WHAT IS NEEDED:
Reproduce every line of the listing as written, apart from the pictures.

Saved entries
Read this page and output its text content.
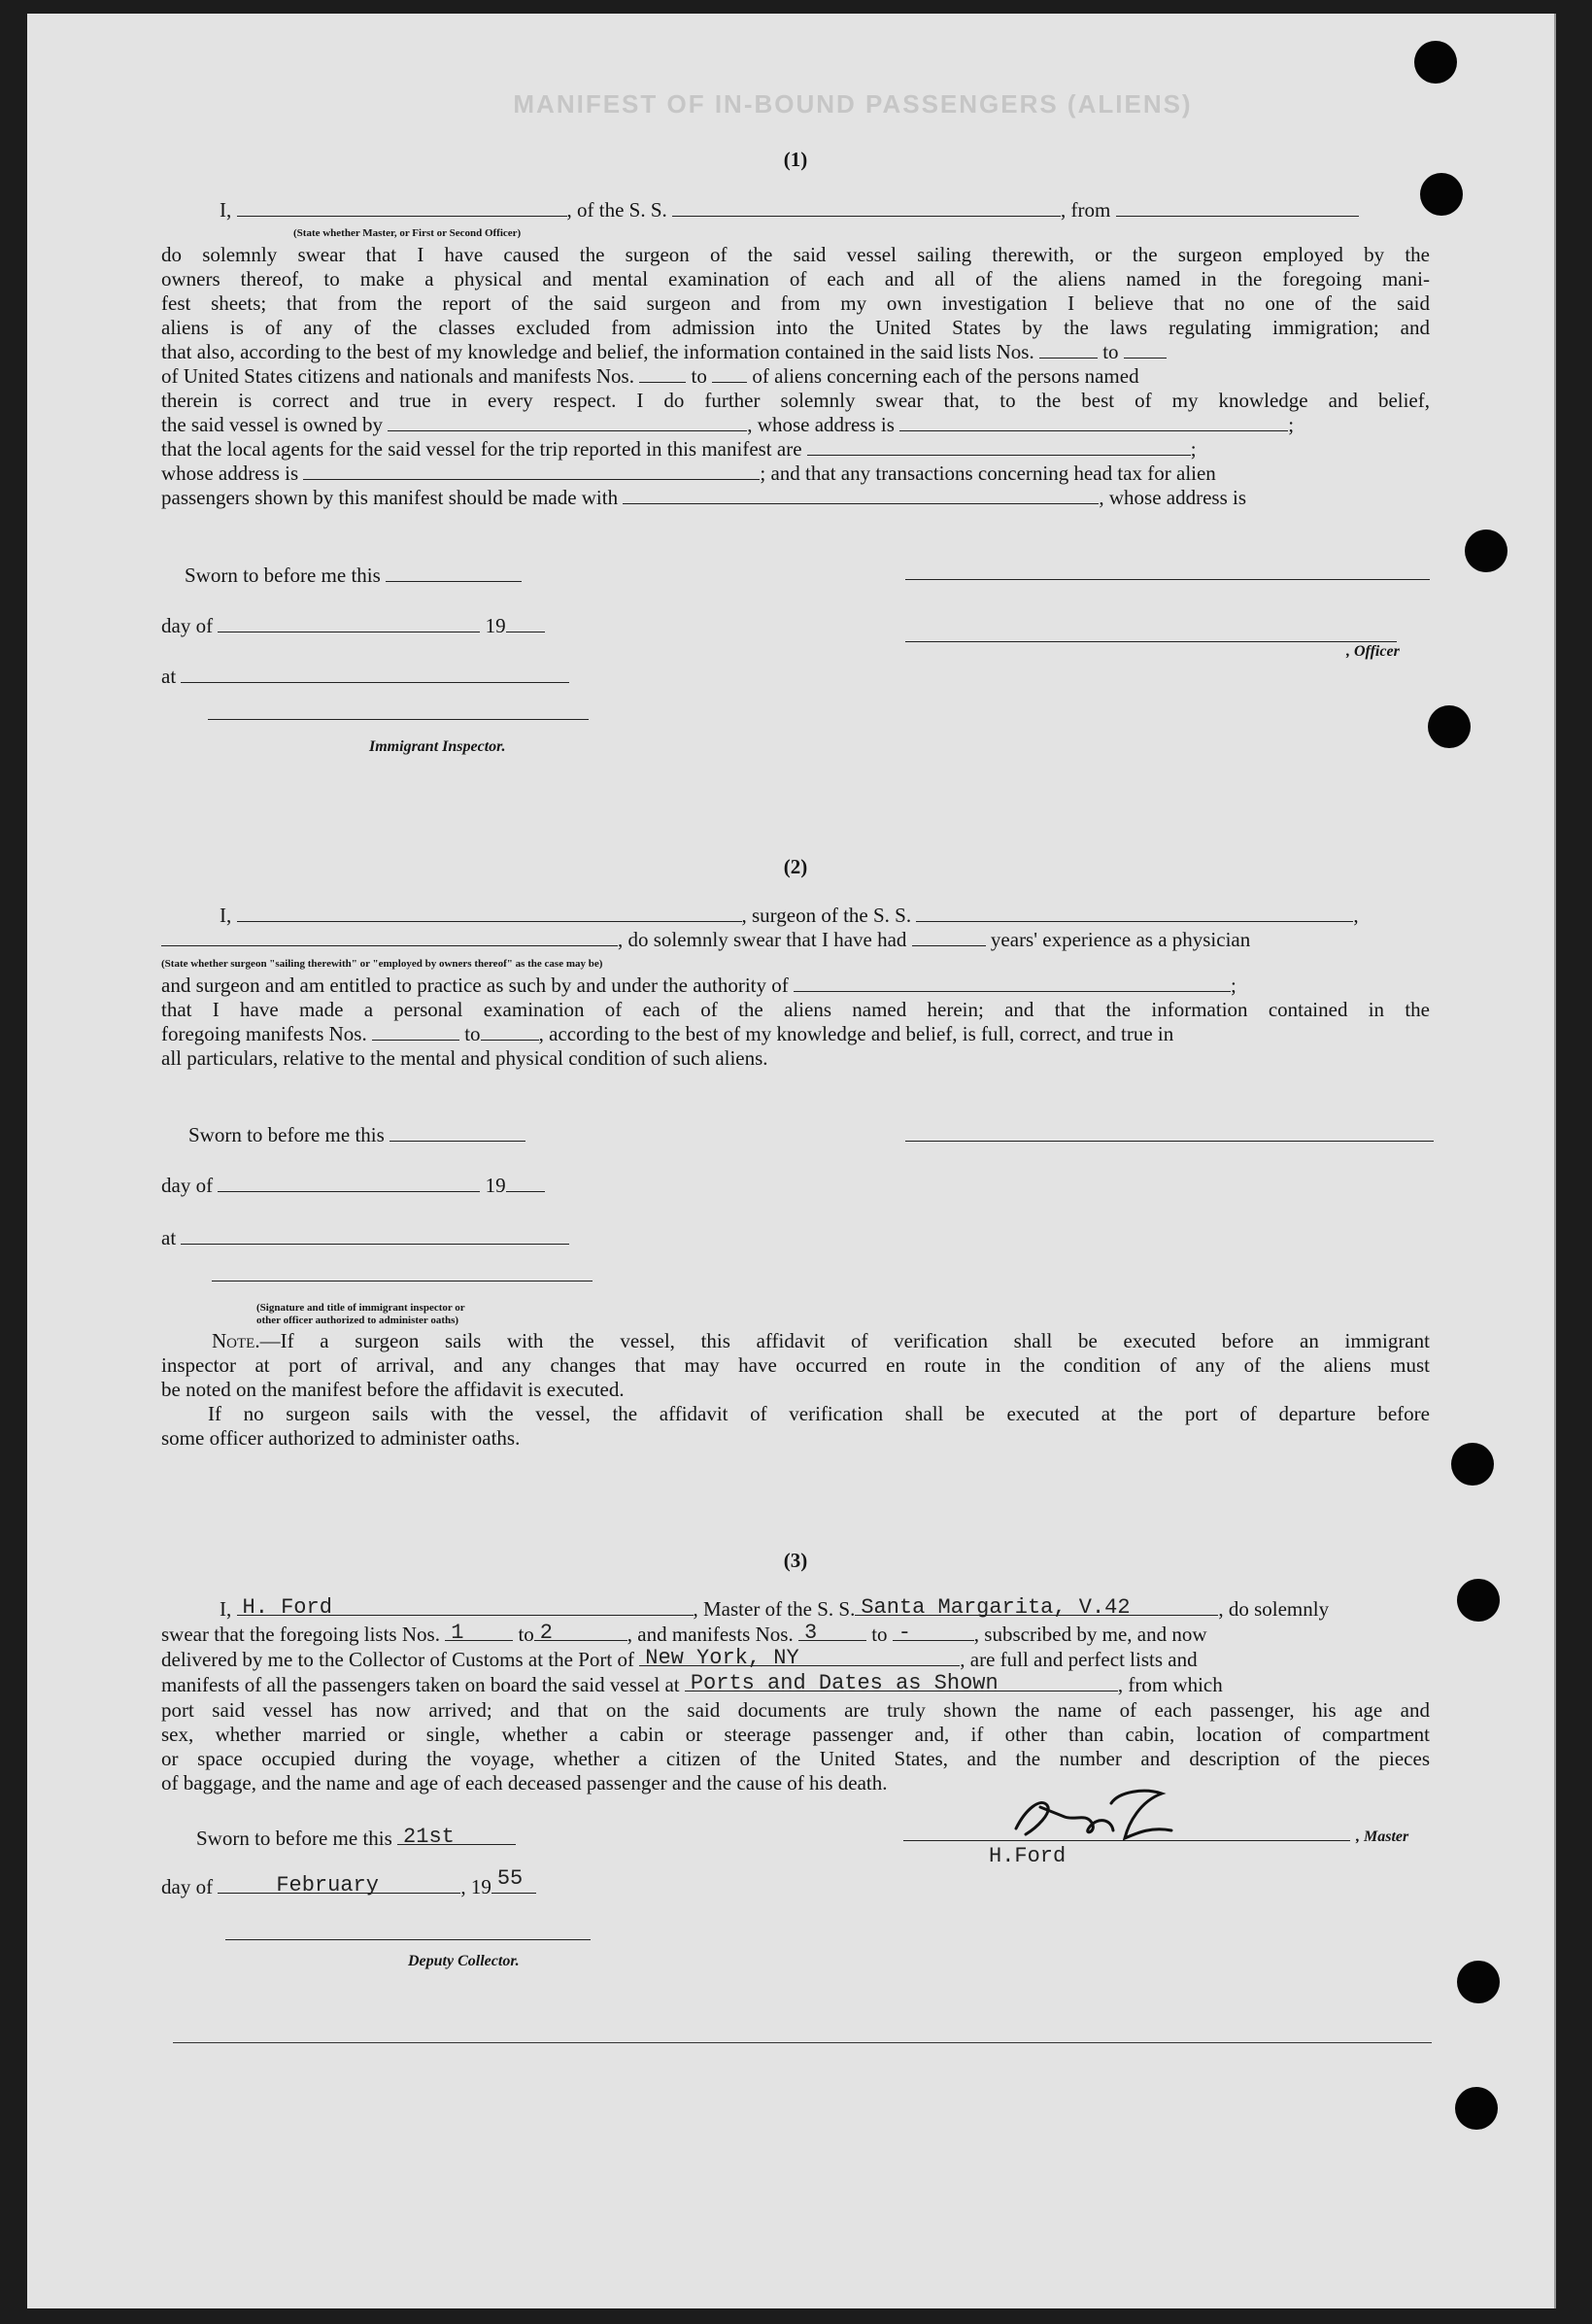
MANIFEST OF IN-BOUND PASSENGERS (ALIENS)
(1)
I,	, of the S. S.	, from
(State whether Master, or First or Second Officer)
do solemnly swear that I have caused the surgeon of the said vessel sailing therewith, or the surgeon employed by the
owners thereof, to make a physical and mental examination of each and all of the aliens named in the foregoing mani-
fest sheets; that from the report of the said surgeon and from my own investigation I believe that no one of the said
aliens is of any of the classes excluded from admission into the United States by the laws regulating immigration; and
that also, according to the best of my knowledge and belief, the information contained in the said lists Nos.	to
of United States citizens and nationals and manifests Nos.	to of aliens concerning each of the persons named
therein is correct and true in every respect. I do further solemnly swear that, to the best of my knowledge and belief,
the said vessel is owned by	, whose address is	;
that the local agents for the said vessel for the trip reported in this manifest are	;
whose address is	; and that any transactions concerning head tax for alien
passengers shown by this manifest should be made with	, whose address is
Sworn to before me this
day of	19
, Officer
at
Immigrant Inspector.
(2)
I,	, surgeon of the S. S.	,
, do solemnly swear that I have had	years' experience as a physician
(State whether surgeon "sailing therewith" or "employed by owners thereof" as the case may be)
and surgeon and am entitled to practice as such by and under the authority of	;
that I have made a personal examination of each of the aliens named herein; and that the information contained in the
foregoing manifests Nos.	to	, according to the best of my knowledge and belief, is full, correct, and true in
all particulars, relative to the mental and physical condition of such aliens.
Sworn to before me this
day of	19
at
(Signature and title of immigrant inspector or
other officer authorized to administer oaths)
Note.—If a surgeon sails with the vessel, this affidavit of verification shall be executed before an immigrant
inspector at port of arrival, and any changes that may have occurred en route in the condition of any of the aliens must
be noted on the manifest before the affidavit is executed.
If no surgeon sails with the vessel, the affidavit of verification shall be executed at the port of departure before
some officer authorized to administer oaths.
(3)
I, H. Ford	, Master of the S. S. Santa Margarita, V.42	, do solemnly
swear that the foregoing lists Nos. 1	to 2	, and manifests Nos. 3	to -	, subscribed by me, and now
delivered by me to the Collector of Customs at the Port of New York, NY	, are full and perfect lists and
manifests of all the passengers taken on board the said vessel at Ports and Dates as Shown	, from which
port said vessel has now arrived; and that on the said documents are truly shown the name of each passenger, his age and
sex, whether married or single, whether a cabin or steerage passenger and, if other than cabin, location of compartment
or space occupied during the voyage, whether a citizen of the United States, and the number and description of the pieces
of baggage, and the name and age of each deceased passenger and the cause of his death.
Sworn to before me this 21st
H.Ford
, Master
day of	February	, 19 55
Deputy Collector.
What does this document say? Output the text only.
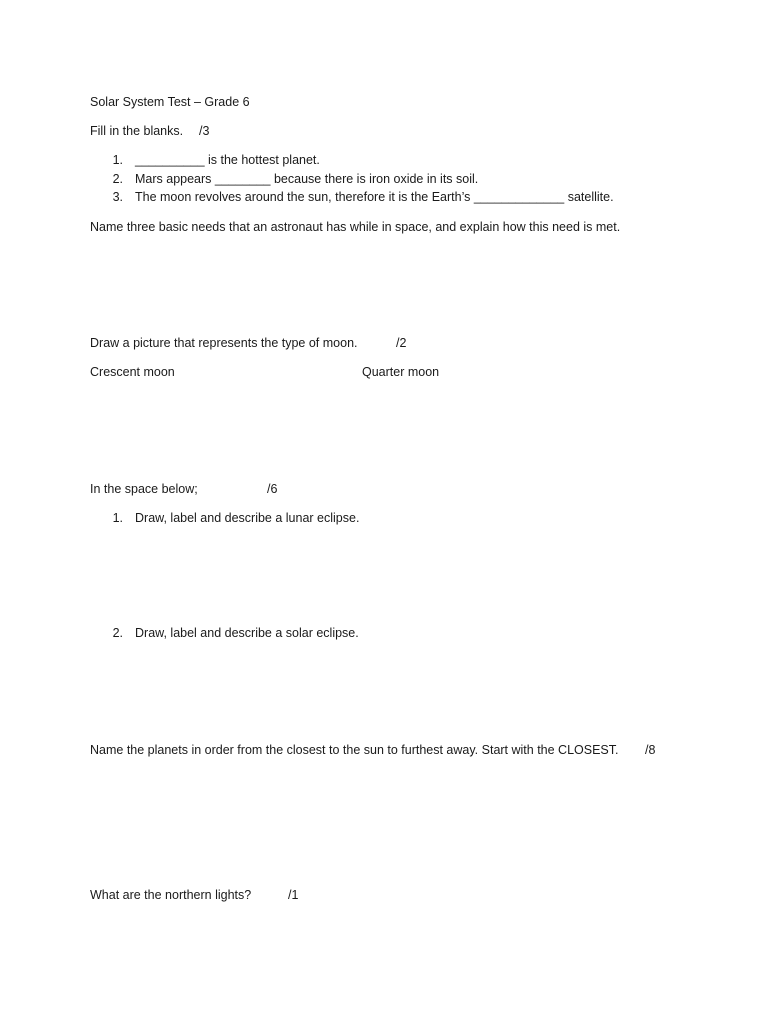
Solar System Test – Grade 6
Fill in the blanks. /3
1. __________ is the hottest planet.
2. Mars appears ________ because there is iron oxide in its soil.
3. The moon revolves around the sun, therefore it is the Earth’s _____________ satellite.
Name three basic needs that an astronaut has while in space, and explain how this need is met.
Draw a picture that represents the type of moon.	/2
Crescent moon	Quarter moon
In the space below;	/6
1. Draw, label and describe a lunar eclipse.
2. Draw, label and describe a solar eclipse.
Name the planets in order from the closest to the sun to furthest away. Start with the CLOSEST. /8
What are the northern lights?	/1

TASK RESULT:
Read this page and output its text content.
MANIFEST OF IN-BOUND PASSENGERS (ALIENS)
(1)
I,	, of the S. S.	, from
(State whether Master, or First or Second Officer)
do solemnly swear that I have caused the surgeon of the said vessel sailing therewith, or the surgeon employed by the
owners thereof, to make a physical and mental examination of each and all of the aliens named in the foregoing mani-
fest sheets; that from the report of the said surgeon and from my own investigation I believe that no one of the said
aliens is of any of the classes excluded from admission into the United States by the laws regulating immigration; and
that also, according to the best of my knowledge and belief, the information contained in the said lists Nos.	to
of United States citizens and nationals and manifests Nos.	to of aliens concerning each of the persons named
therein is correct and true in every respect. I do further solemnly swear that, to the best of my knowledge and belief,
the said vessel is owned by	, whose address is	;
that the local agents for the said vessel for the trip reported in this manifest are	;
whose address is	; and that any transactions concerning head tax for alien
passengers shown by this manifest should be made with	, whose address is
Sworn to before me this
day of	19
, Officer
at
Immigrant Inspector.
(2)
I,	, surgeon of the S. S.	,
, do solemnly swear that I have had	years' experience as a physician
(State whether surgeon "sailing therewith" or "employed by owners thereof" as the case may be)
and surgeon and am entitled to practice as such by and under the authority of	;
that I have made a personal examination of each of the aliens named herein; and that the information contained in the
foregoing manifests Nos.	to	, according to the best of my knowledge and belief, is full, correct, and true in
all particulars, relative to the mental and physical condition of such aliens.
Sworn to before me this
day of	19
at
(Signature and title of immigrant inspector or
other officer authorized to administer oaths)
Note.—If a surgeon sails with the vessel, this affidavit of verification shall be executed before an immigrant
inspector at port of arrival, and any changes that may have occurred en route in the condition of any of the aliens must
be noted on the manifest before the affidavit is executed.
If no surgeon sails with the vessel, the affidavit of verification shall be executed at the port of departure before
some officer authorized to administer oaths.
(3)
I, H. Ford	, Master of the S. S. Santa Margarita, V.42	, do solemnly
swear that the foregoing lists Nos. 1	to 2	, and manifests Nos. 3	to -	, subscribed by me, and now
delivered by me to the Collector of Customs at the Port of New York, NY	, are full and perfect lists and
manifests of all the passengers taken on board the said vessel at Ports and Dates as Shown	, from which
port said vessel has now arrived; and that on the said documents are truly shown the name of each passenger, his age and
sex, whether married or single, whether a cabin or steerage passenger and, if other than cabin, location of compartment
or space occupied during the voyage, whether a citizen of the United States, and the number and description of the pieces
of baggage, and the name and age of each deceased passenger and the cause of his death.
Sworn to before me this 21st
H.Ford
, Master
day of	February	, 19 55
Deputy Collector.
What does this document say? Output the text only.
Solar System Test – Grade 6
Fill in the blanks. /3
1. __________ is the hottest planet.
2. Mars appears ________ because there is iron oxide in its soil.
3. The moon revolves around the sun, therefore it is the Earth’s _____________ satellite.
Name three basic needs that an astronaut has while in space, and explain how this need is met.
Draw a picture that represents the type of moon.	/2
Crescent moon	Quarter moon
In the space below;	/6
1. Draw, label and describe a lunar eclipse.
2. Draw, label and describe a solar eclipse.
Name the planets in order from the closest to the sun to furthest away. Start with the CLOSEST. /8
What are the northern lights?	/1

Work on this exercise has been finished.